| Exercise details |
Copy out each line of the material below that holds the string "ссылку".

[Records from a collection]
=-=-=
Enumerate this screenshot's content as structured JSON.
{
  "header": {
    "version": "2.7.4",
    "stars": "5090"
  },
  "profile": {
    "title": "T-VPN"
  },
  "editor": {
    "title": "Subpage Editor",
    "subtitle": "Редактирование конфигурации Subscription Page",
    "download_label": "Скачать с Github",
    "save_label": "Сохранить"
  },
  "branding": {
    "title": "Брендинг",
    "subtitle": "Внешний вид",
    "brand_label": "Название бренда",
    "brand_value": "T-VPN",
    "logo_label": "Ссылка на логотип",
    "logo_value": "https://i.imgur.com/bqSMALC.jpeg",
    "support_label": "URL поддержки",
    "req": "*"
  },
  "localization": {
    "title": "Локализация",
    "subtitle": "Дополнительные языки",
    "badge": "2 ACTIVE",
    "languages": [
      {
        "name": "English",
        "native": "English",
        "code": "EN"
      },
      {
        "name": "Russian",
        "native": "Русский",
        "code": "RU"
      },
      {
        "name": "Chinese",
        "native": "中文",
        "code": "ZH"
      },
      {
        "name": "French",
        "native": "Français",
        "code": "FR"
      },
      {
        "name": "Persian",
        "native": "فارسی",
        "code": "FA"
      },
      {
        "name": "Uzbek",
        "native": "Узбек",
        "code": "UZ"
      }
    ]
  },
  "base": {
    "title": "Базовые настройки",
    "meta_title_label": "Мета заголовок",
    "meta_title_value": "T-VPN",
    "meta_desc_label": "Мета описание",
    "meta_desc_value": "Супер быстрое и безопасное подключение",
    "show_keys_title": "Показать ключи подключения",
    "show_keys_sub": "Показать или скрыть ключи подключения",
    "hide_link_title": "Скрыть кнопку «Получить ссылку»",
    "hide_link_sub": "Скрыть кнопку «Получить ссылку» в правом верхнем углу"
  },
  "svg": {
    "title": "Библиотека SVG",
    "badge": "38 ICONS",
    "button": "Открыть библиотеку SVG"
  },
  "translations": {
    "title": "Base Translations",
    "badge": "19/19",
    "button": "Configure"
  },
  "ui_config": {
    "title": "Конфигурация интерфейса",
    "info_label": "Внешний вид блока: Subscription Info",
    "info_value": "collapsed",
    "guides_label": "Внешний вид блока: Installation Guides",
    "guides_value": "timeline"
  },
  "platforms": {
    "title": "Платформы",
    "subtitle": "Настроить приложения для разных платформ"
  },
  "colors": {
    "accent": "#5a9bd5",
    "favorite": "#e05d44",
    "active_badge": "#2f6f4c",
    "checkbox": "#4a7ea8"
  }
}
=-=-=
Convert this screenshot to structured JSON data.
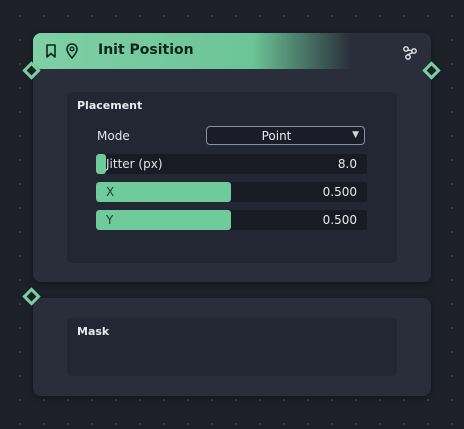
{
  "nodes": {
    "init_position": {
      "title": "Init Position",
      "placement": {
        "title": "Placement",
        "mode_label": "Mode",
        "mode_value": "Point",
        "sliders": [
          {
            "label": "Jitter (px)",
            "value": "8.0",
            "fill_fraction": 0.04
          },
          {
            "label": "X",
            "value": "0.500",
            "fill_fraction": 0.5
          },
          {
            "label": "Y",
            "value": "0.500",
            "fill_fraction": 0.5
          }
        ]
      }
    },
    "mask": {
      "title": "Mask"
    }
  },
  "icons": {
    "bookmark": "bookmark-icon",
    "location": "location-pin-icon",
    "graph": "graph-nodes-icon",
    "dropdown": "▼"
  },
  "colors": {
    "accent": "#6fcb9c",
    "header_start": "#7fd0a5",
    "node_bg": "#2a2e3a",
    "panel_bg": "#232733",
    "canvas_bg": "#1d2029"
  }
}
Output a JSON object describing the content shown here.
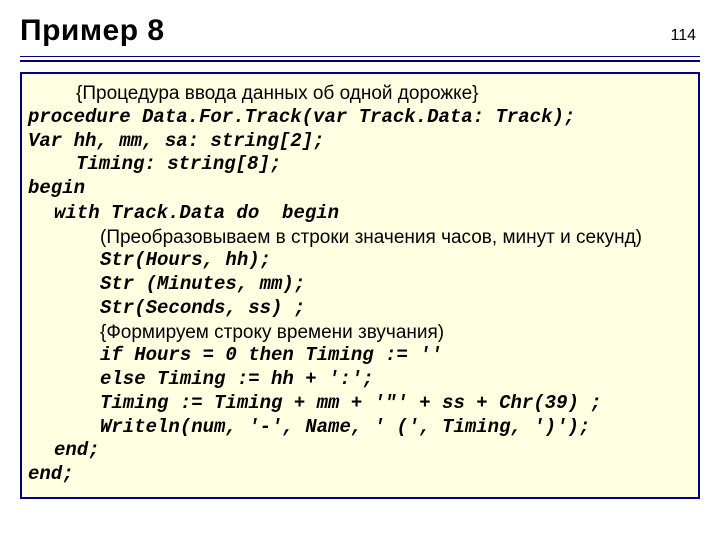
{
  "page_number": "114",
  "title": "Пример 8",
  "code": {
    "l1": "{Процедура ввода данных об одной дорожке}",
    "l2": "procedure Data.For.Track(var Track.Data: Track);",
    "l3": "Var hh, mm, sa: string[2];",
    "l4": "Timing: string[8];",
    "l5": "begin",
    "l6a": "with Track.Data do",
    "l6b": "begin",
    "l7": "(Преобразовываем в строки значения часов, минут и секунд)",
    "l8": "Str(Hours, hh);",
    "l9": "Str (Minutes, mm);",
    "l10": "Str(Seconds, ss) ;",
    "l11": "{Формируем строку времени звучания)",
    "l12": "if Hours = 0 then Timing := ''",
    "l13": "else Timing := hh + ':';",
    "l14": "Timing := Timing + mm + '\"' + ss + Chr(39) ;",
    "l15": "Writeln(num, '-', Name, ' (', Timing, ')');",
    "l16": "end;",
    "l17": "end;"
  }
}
=-=-=
| Exercise answer |
    "hide_link_title": "Скрыть кнопку «Получить ссылку»",
    "hide_link_sub": "Скрыть кнопку «Получить ссылку» в правом верхнем углу"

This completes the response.